_Goal_. Find each line with "Patient" and copy it.

··········

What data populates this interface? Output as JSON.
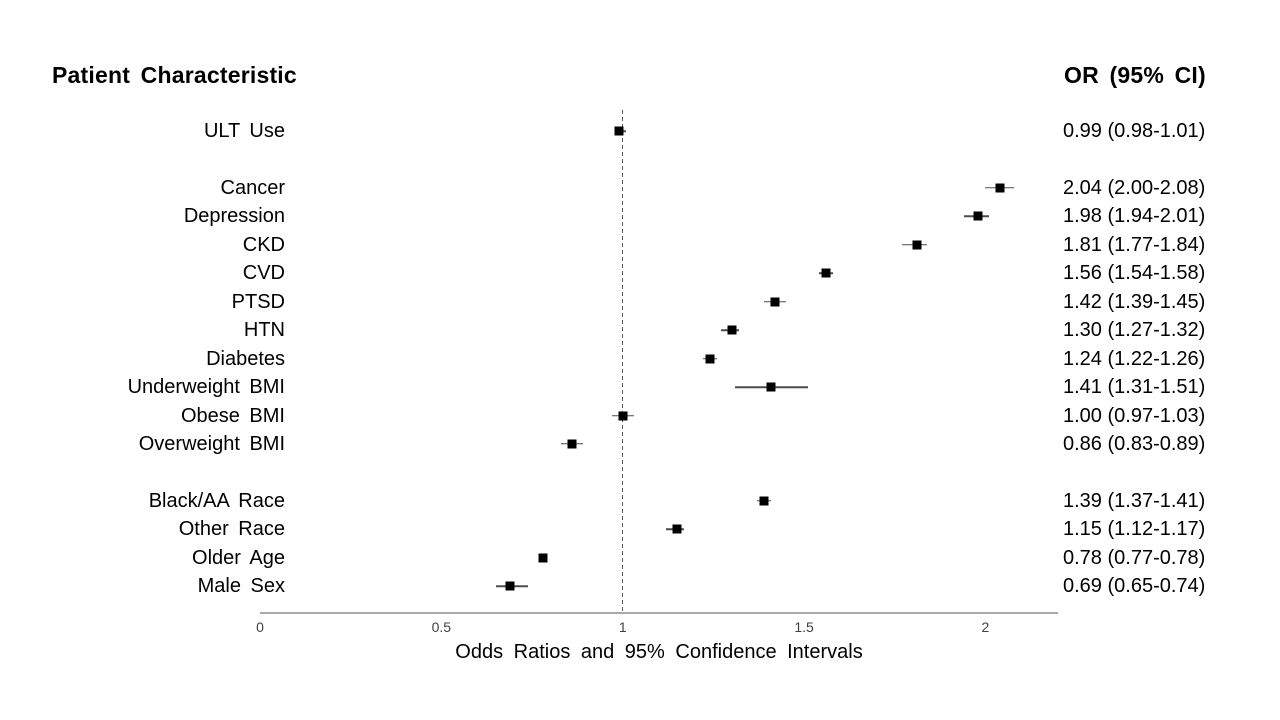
{
  "page": {
    "background": "#ffffff"
  },
  "headers": {
    "left": "Patient Characteristic",
    "right": "OR (95% CI)"
  },
  "colors": {
    "text": "#000000",
    "tick_text": "#404040",
    "axis_line": "#a9a9a9",
    "reference_line": "#595959",
    "whisker": "#4d4d4d",
    "marker": "#000000"
  },
  "chart_data": {
    "type": "scatter",
    "variant": "forest-plot",
    "title": "",
    "xlabel": "Odds Ratios and 95% Confidence Intervals",
    "ylabel_header": "Patient Characteristic",
    "value_header": "OR (95% CI)",
    "xlim": [
      0,
      2.2
    ],
    "grid": false,
    "reference_line_x": 1,
    "xticks": [
      {
        "value": 0,
        "label": "0"
      },
      {
        "value": 0.5,
        "label": "0.5"
      },
      {
        "value": 1,
        "label": "1"
      },
      {
        "value": 1.5,
        "label": "1.5"
      },
      {
        "value": 2,
        "label": "2"
      }
    ],
    "rows": [
      {
        "label": "ULT Use",
        "or": 0.99,
        "ci_low": 0.98,
        "ci_high": 1.01,
        "or_text": "0.99 (0.98-1.01)",
        "gap_before": false
      },
      {
        "label": "Cancer",
        "or": 2.04,
        "ci_low": 2.0,
        "ci_high": 2.08,
        "or_text": "2.04 (2.00-2.08)",
        "gap_before": true
      },
      {
        "label": "Depression",
        "or": 1.98,
        "ci_low": 1.94,
        "ci_high": 2.01,
        "or_text": "1.98 (1.94-2.01)",
        "gap_before": false
      },
      {
        "label": "CKD",
        "or": 1.81,
        "ci_low": 1.77,
        "ci_high": 1.84,
        "or_text": "1.81 (1.77-1.84)",
        "gap_before": false
      },
      {
        "label": "CVD",
        "or": 1.56,
        "ci_low": 1.54,
        "ci_high": 1.58,
        "or_text": "1.56 (1.54-1.58)",
        "gap_before": false
      },
      {
        "label": "PTSD",
        "or": 1.42,
        "ci_low": 1.39,
        "ci_high": 1.45,
        "or_text": "1.42 (1.39-1.45)",
        "gap_before": false
      },
      {
        "label": "HTN",
        "or": 1.3,
        "ci_low": 1.27,
        "ci_high": 1.32,
        "or_text": "1.30 (1.27-1.32)",
        "gap_before": false
      },
      {
        "label": "Diabetes",
        "or": 1.24,
        "ci_low": 1.22,
        "ci_high": 1.26,
        "or_text": "1.24 (1.22-1.26)",
        "gap_before": false
      },
      {
        "label": "Underweight BMI",
        "or": 1.41,
        "ci_low": 1.31,
        "ci_high": 1.51,
        "or_text": "1.41 (1.31-1.51)",
        "gap_before": false
      },
      {
        "label": "Obese BMI",
        "or": 1.0,
        "ci_low": 0.97,
        "ci_high": 1.03,
        "or_text": "1.00 (0.97-1.03)",
        "gap_before": false
      },
      {
        "label": "Overweight BMI",
        "or": 0.86,
        "ci_low": 0.83,
        "ci_high": 0.89,
        "or_text": "0.86 (0.83-0.89)",
        "gap_before": false
      },
      {
        "label": "Black/AA Race",
        "or": 1.39,
        "ci_low": 1.37,
        "ci_high": 1.41,
        "or_text": "1.39 (1.37-1.41)",
        "gap_before": true
      },
      {
        "label": "Other Race",
        "or": 1.15,
        "ci_low": 1.12,
        "ci_high": 1.17,
        "or_text": "1.15 (1.12-1.17)",
        "gap_before": false
      },
      {
        "label": "Older Age",
        "or": 0.78,
        "ci_low": 0.77,
        "ci_high": 0.78,
        "or_text": "0.78 (0.77-0.78)",
        "gap_before": false
      },
      {
        "label": "Male Sex",
        "or": 0.69,
        "ci_low": 0.65,
        "ci_high": 0.74,
        "or_text": "0.69 (0.65-0.74)",
        "gap_before": false
      }
    ]
  }
}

··········

_Exercise response_.
    "left": "Patient Characteristic",
    "ylabel_header": "Patient Characteristic",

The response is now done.